═══ Input ═══

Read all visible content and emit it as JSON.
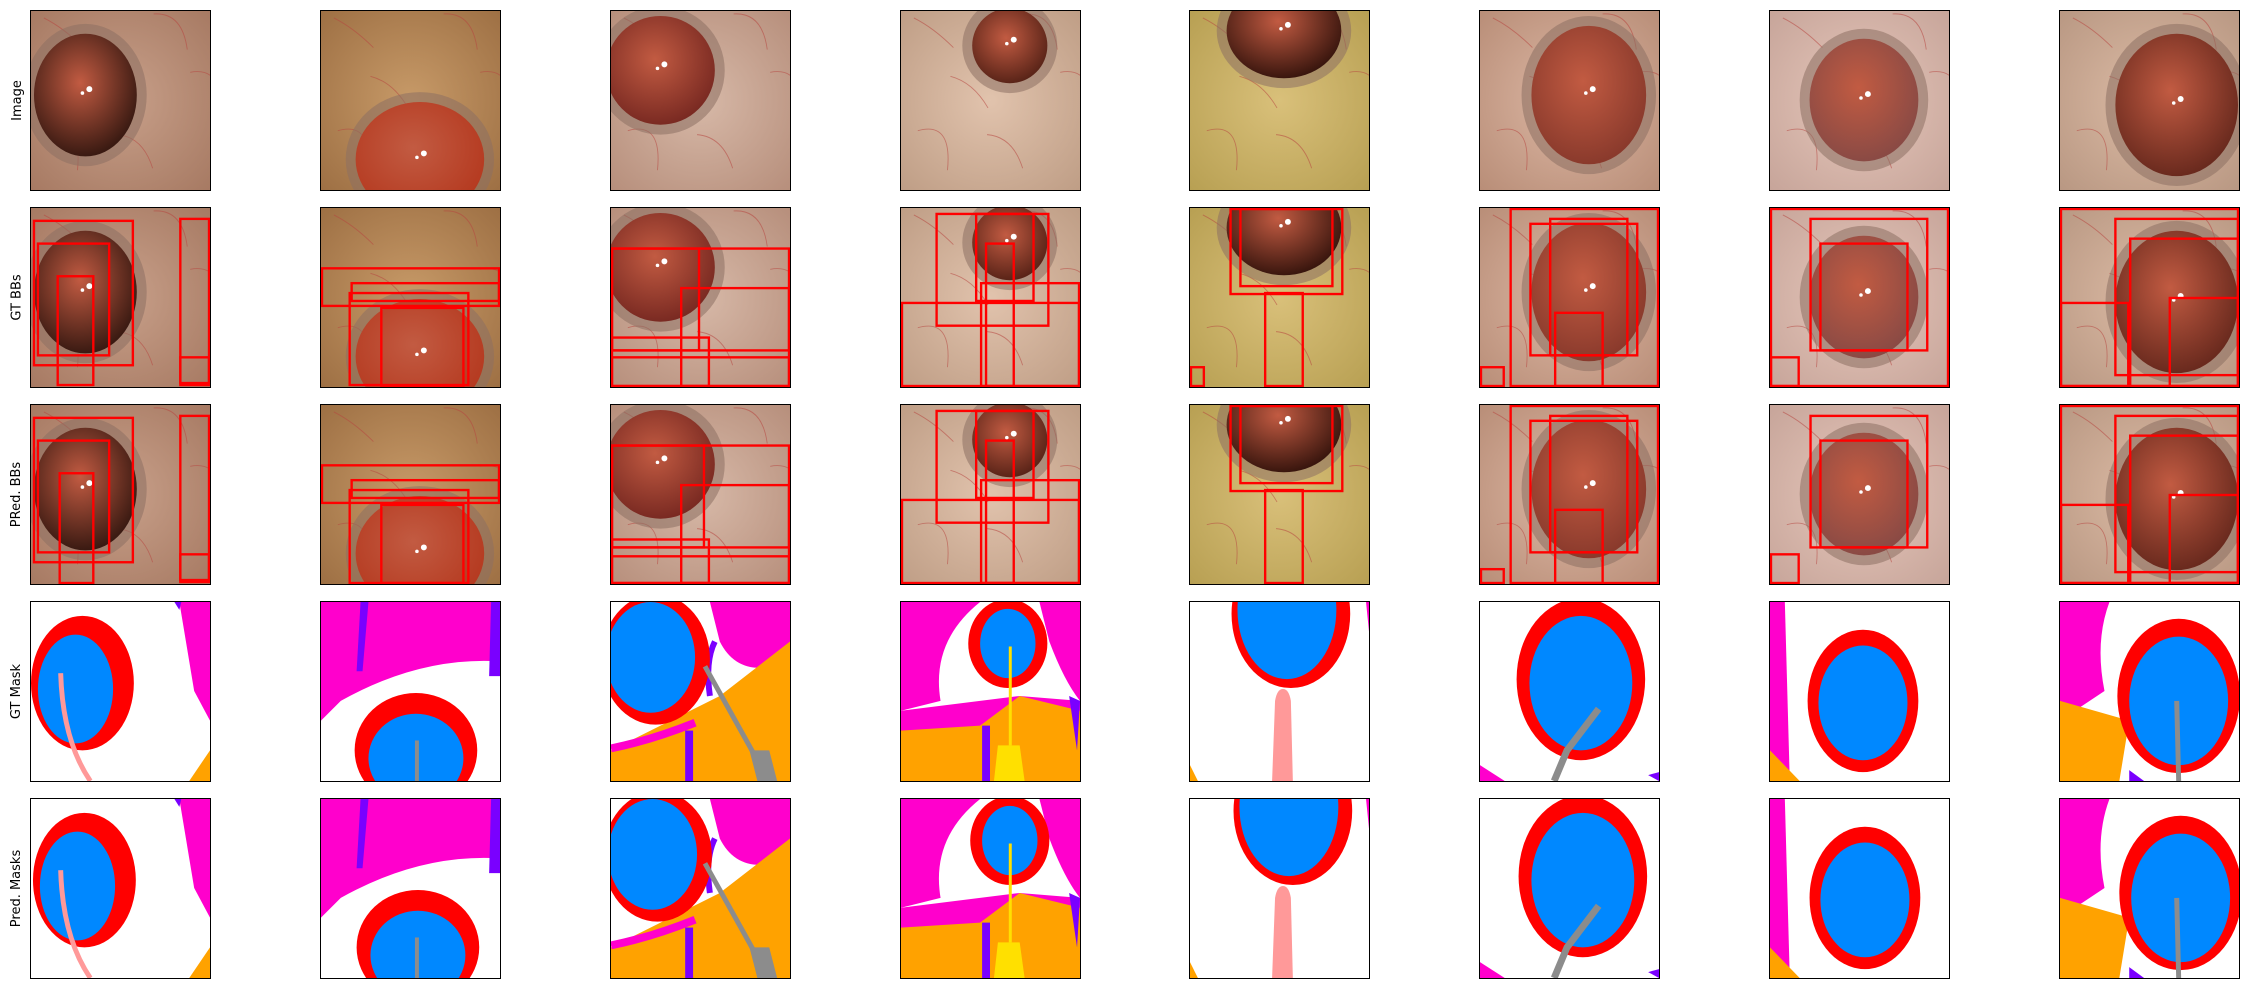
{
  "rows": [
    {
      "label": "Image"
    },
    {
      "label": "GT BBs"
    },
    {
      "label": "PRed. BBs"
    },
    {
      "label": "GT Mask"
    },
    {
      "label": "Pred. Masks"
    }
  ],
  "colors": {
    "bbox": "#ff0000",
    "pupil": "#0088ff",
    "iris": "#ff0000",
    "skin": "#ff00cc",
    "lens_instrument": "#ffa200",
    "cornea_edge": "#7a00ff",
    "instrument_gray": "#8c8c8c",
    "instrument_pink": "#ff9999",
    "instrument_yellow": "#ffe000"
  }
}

═══
═══ Input ═══

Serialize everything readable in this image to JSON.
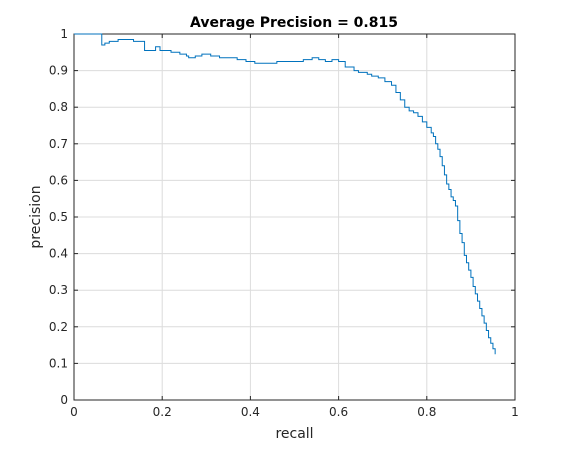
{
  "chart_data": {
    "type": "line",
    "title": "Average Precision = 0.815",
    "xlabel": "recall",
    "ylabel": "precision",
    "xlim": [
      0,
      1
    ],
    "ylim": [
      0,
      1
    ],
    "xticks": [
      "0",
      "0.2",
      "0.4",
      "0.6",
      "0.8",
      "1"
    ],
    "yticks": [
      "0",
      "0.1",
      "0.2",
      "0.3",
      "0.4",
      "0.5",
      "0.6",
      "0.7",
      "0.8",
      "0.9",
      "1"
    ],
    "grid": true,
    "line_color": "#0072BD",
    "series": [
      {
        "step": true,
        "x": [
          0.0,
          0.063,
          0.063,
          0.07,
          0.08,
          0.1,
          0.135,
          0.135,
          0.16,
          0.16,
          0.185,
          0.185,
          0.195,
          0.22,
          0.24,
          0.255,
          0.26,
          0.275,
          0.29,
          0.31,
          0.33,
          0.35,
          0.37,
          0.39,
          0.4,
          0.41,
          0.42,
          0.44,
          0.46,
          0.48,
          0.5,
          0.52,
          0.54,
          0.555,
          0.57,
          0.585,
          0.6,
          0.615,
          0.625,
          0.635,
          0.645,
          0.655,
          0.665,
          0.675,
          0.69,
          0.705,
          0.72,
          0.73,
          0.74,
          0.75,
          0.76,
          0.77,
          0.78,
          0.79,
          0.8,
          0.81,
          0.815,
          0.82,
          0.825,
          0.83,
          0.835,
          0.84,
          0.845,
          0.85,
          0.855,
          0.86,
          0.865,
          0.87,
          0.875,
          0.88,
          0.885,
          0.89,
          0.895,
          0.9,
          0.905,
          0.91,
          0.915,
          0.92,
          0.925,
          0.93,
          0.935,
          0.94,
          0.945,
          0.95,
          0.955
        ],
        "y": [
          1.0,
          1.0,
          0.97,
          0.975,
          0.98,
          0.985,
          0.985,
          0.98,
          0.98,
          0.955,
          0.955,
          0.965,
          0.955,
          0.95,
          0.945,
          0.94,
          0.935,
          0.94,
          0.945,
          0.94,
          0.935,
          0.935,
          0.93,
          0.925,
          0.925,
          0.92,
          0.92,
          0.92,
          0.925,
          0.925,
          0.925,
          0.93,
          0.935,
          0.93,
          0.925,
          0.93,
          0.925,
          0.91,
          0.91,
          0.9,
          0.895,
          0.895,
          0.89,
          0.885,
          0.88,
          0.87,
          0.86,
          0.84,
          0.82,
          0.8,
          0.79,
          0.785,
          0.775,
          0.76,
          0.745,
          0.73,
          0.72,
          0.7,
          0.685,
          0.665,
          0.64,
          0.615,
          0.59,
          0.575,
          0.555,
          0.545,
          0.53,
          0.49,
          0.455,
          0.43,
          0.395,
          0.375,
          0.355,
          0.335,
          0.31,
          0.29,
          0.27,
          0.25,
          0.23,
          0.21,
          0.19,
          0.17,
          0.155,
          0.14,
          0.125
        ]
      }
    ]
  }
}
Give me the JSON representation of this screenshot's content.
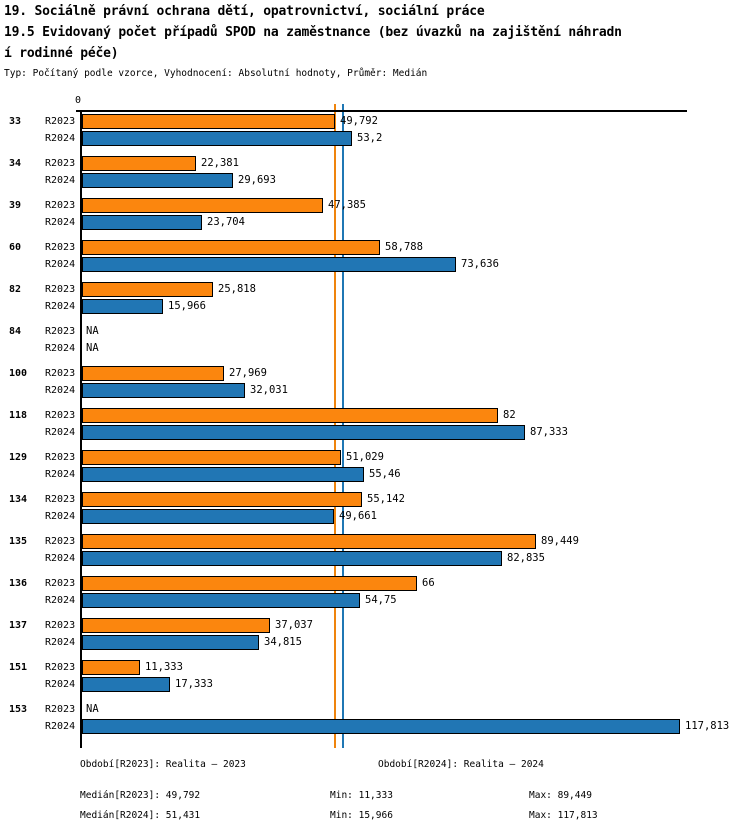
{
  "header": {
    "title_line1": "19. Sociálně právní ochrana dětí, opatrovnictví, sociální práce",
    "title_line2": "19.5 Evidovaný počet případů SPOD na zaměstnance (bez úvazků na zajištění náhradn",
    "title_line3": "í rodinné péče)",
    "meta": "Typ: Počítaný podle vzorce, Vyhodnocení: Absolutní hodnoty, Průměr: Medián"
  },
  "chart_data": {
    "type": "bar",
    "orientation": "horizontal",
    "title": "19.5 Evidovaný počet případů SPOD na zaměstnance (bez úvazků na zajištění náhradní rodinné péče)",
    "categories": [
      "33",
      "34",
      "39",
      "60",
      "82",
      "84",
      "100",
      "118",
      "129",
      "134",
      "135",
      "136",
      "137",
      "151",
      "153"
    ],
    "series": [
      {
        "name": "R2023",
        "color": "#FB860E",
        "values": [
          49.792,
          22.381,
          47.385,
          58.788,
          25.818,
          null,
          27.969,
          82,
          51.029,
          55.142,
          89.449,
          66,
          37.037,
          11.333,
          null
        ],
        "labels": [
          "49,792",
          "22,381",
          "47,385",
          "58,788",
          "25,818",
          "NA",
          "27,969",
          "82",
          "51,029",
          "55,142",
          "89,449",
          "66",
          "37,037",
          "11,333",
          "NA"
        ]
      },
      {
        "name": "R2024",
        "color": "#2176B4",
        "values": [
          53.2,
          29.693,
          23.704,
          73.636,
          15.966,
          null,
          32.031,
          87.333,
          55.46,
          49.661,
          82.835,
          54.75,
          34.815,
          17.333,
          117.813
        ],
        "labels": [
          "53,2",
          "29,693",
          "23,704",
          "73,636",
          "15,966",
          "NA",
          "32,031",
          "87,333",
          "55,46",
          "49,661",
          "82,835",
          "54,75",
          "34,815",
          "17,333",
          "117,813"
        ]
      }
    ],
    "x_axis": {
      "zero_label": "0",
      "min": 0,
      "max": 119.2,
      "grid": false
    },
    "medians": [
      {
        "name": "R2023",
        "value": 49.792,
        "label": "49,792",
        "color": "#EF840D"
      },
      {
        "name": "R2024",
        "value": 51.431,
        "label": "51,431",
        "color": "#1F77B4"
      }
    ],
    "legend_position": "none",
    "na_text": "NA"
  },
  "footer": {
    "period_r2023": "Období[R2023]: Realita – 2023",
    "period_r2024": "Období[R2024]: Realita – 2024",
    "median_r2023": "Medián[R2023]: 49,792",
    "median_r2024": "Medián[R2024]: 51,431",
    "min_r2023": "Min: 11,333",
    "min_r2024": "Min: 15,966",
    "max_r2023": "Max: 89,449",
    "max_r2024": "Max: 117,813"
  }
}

═══
═══ Input ═══

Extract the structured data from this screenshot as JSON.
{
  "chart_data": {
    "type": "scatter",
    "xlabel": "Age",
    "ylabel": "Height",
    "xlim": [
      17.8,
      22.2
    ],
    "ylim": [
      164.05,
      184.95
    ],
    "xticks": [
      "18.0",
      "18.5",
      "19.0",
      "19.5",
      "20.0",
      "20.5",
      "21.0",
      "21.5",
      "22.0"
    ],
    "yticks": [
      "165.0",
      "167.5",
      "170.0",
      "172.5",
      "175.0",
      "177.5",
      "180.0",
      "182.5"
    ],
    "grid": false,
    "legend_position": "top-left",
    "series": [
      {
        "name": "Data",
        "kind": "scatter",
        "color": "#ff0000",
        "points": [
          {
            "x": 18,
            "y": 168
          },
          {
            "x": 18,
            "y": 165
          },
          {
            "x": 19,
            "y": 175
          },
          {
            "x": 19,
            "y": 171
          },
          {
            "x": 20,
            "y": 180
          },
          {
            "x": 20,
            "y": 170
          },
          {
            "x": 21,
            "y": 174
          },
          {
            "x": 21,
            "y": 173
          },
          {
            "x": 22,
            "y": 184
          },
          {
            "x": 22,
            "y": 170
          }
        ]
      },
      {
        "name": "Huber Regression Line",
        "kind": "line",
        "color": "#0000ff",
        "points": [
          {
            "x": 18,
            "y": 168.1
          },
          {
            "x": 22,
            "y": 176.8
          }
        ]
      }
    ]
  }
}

═══

**What the task requires:**
Show the lines from the data above that contain the string "Evidovaný".

**Answer to the problem:**
    "title_line2": "19.5 Evidovaný počet případů SPOD na zaměstnance (bez úvazků na zajištění náhradn",
    "title": "19.5 Evidovaný počet případů SPOD na zaměstnance (bez úvazků na zajištění náhradní rodinné péče)",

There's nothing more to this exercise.